Problem statement: Reproduce every record below exactly as written, but leave out any pictures.

═════ Data shown ═════

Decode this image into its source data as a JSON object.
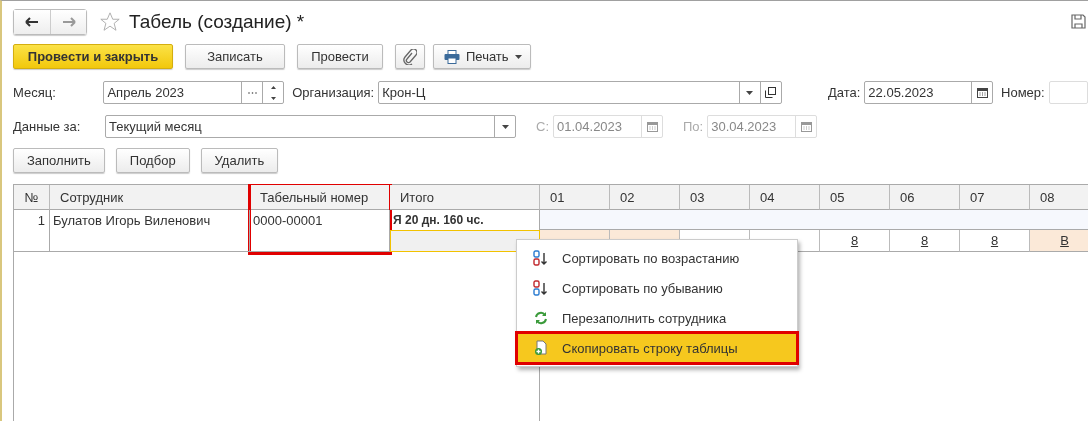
{
  "window": {
    "title": "Табель (создание) *",
    "favorite": false
  },
  "toolbar": [
    {
      "kind": "primary",
      "label": "Провести и закрыть"
    },
    {
      "kind": "plain",
      "label": "Записать"
    },
    {
      "kind": "plain",
      "label": "Провести"
    },
    {
      "kind": "attach"
    },
    {
      "kind": "menu",
      "label": "Печать"
    }
  ],
  "fields": {
    "month": {
      "label": "Месяц:",
      "value": "Апрель 2023"
    },
    "organization": {
      "label": "Организация:",
      "value": "Крон-Ц"
    },
    "date": {
      "label": "Дата:",
      "value": "22.05.2023"
    },
    "number": {
      "label": "Номер:"
    },
    "data_for": {
      "label": "Данные за:",
      "value": "Текущий месяц"
    },
    "from": {
      "label": "С:",
      "value": "01.04.2023",
      "disabled": true
    },
    "to": {
      "label": "По:",
      "value": "30.04.2023",
      "disabled": true
    }
  },
  "table_buttons": [
    "Заполнить",
    "Подбор",
    "Удалить"
  ],
  "table": {
    "columns": [
      {
        "label": "№",
        "highlighted": false
      },
      {
        "label": "Сотрудник",
        "highlighted": false
      },
      {
        "label": "Табельный номер",
        "highlighted": true
      },
      {
        "label": "Итого",
        "highlighted": false
      }
    ],
    "day_columns": [
      "01",
      "02",
      "03",
      "04",
      "05",
      "06",
      "07",
      "08"
    ],
    "rows": [
      {
        "number": "1",
        "employee": "Булатов Игорь Виленович",
        "tab_number": "0000-00001",
        "total": "Я 20 дн. 160 чс.",
        "selected": true,
        "days": [
          {
            "weekend": true
          },
          {
            "weekend": true
          },
          {
            "weekend": false
          },
          {
            "weekend": false
          },
          {
            "value": "8",
            "weekend": false
          },
          {
            "value": "8",
            "weekend": false
          },
          {
            "value": "8",
            "weekend": false
          },
          {
            "value": "В",
            "weekend": true
          }
        ]
      }
    ]
  },
  "context_menu": [
    {
      "kind": "sort-asc",
      "label": "Сортировать по возрастанию",
      "selected": false,
      "highlighted": false
    },
    {
      "kind": "sort-desc",
      "label": "Сортировать по убыванию",
      "selected": false,
      "highlighted": false
    },
    {
      "kind": "refill",
      "label": "Перезаполнить сотрудника",
      "selected": false,
      "highlighted": false
    },
    {
      "kind": "copy-row",
      "label": "Скопировать строку таблицы",
      "selected": true,
      "highlighted": true
    }
  ]
}
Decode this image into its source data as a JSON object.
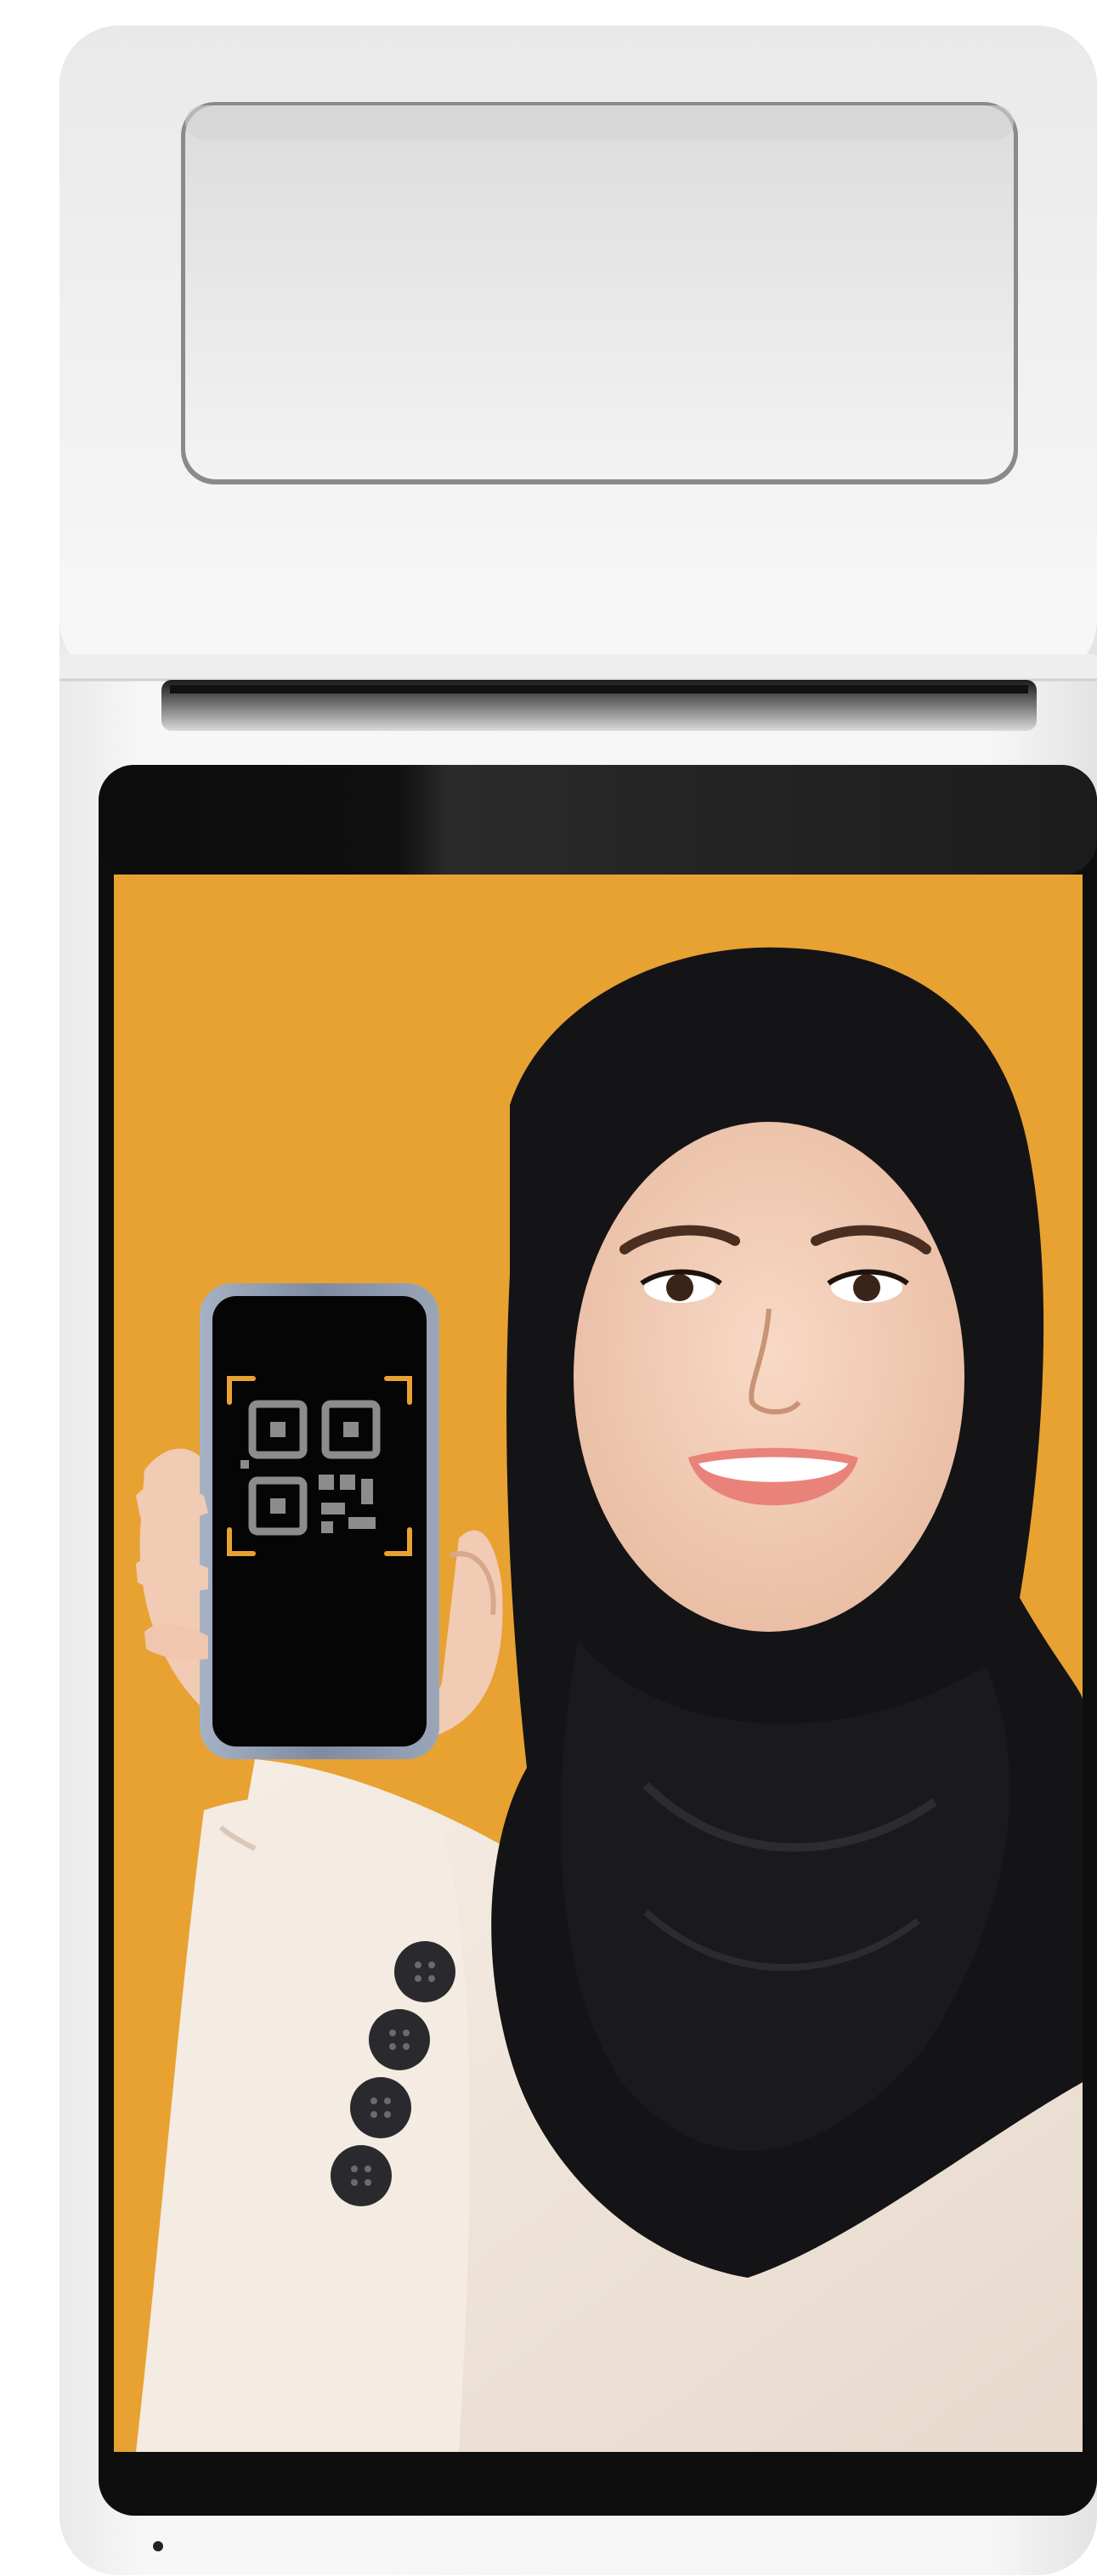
{
  "device": {
    "type": "pos-terminal",
    "body_color": "#f4f4f4",
    "screen_bezel_color": "#0e0e0e"
  },
  "display": {
    "background_color": "#e8a232",
    "content": "person-holding-phone-with-qr-code"
  },
  "phone": {
    "frame_color": "#8e9bb1",
    "screen_color": "#050505",
    "qr_color": "#8c8c8c",
    "corner_bracket_color": "#e8a232",
    "icon": "qr-code-icon"
  },
  "person": {
    "hijab_color": "#141416",
    "skin_color": "#f2cfb8",
    "blazer_color": "#f1e6dc",
    "button_color": "#2a2a2e"
  }
}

═════

Answer to the problem:
Decode this image into its source data as a JSON object.
{
  "window": {
    "title": "Табель (создание) *",
    "favorite": false
  },
  "toolbar": [
    {
      "kind": "primary",
      "label": "Провести и закрыть"
    },
    {
      "kind": "plain",
      "label": "Записать"
    },
    {
      "kind": "plain",
      "label": "Провести"
    },
    {
      "kind": "attach"
    },
    {
      "kind": "menu",
      "label": "Печать"
    }
  ],
  "fields": {
    "month": {
      "label": "Месяц:",
      "value": "Апрель 2023"
    },
    "organization": {
      "label": "Организация:",
      "value": "Крон-Ц"
    },
    "date": {
      "label": "Дата:",
      "value": "22.05.2023"
    },
    "number": {
      "label": "Номер:"
    },
    "data_for": {
      "label": "Данные за:",
      "value": "Текущий месяц"
    },
    "from": {
      "label": "С:",
      "value": "01.04.2023",
      "disabled": true
    },
    "to": {
      "label": "По:",
      "value": "30.04.2023",
      "disabled": true
    }
  },
  "table_buttons": [
    "Заполнить",
    "Подбор",
    "Удалить"
  ],
  "table": {
    "columns": [
      {
        "label": "№",
        "highlighted": false
      },
      {
        "label": "Сотрудник",
        "highlighted": false
      },
      {
        "label": "Табельный номер",
        "highlighted": true
      },
      {
        "label": "Итого",
        "highlighted": false
      }
    ],
    "day_columns": [
      "01",
      "02",
      "03",
      "04",
      "05",
      "06",
      "07",
      "08"
    ],
    "rows": [
      {
        "number": "1",
        "employee": "Булатов Игорь Виленович",
        "tab_number": "0000-00001",
        "total": "Я 20 дн. 160 чс.",
        "selected": true,
        "days": [
          {
            "weekend": true
          },
          {
            "weekend": true
          },
          {
            "weekend": false
          },
          {
            "weekend": false
          },
          {
            "value": "8",
            "weekend": false
          },
          {
            "value": "8",
            "weekend": false
          },
          {
            "value": "8",
            "weekend": false
          },
          {
            "value": "В",
            "weekend": true
          }
        ]
      }
    ]
  },
  "context_menu": [
    {
      "kind": "sort-asc",
      "label": "Сортировать по возрастанию",
      "selected": false,
      "highlighted": false
    },
    {
      "kind": "sort-desc",
      "label": "Сортировать по убыванию",
      "selected": false,
      "highlighted": false
    },
    {
      "kind": "refill",
      "label": "Перезаполнить сотрудника",
      "selected": false,
      "highlighted": false
    },
    {
      "kind": "copy-row",
      "label": "Скопировать строку таблицы",
      "selected": true,
      "highlighted": true
    }
  ]
}
Decode this image into its source data as a JSON object.
{
  "device": {
    "type": "pos-terminal",
    "body_color": "#f4f4f4",
    "screen_bezel_color": "#0e0e0e"
  },
  "display": {
    "background_color": "#e8a232",
    "content": "person-holding-phone-with-qr-code"
  },
  "phone": {
    "frame_color": "#8e9bb1",
    "screen_color": "#050505",
    "qr_color": "#8c8c8c",
    "corner_bracket_color": "#e8a232",
    "icon": "qr-code-icon"
  },
  "person": {
    "hijab_color": "#141416",
    "skin_color": "#f2cfb8",
    "blazer_color": "#f1e6dc",
    "button_color": "#2a2a2e"
  }
}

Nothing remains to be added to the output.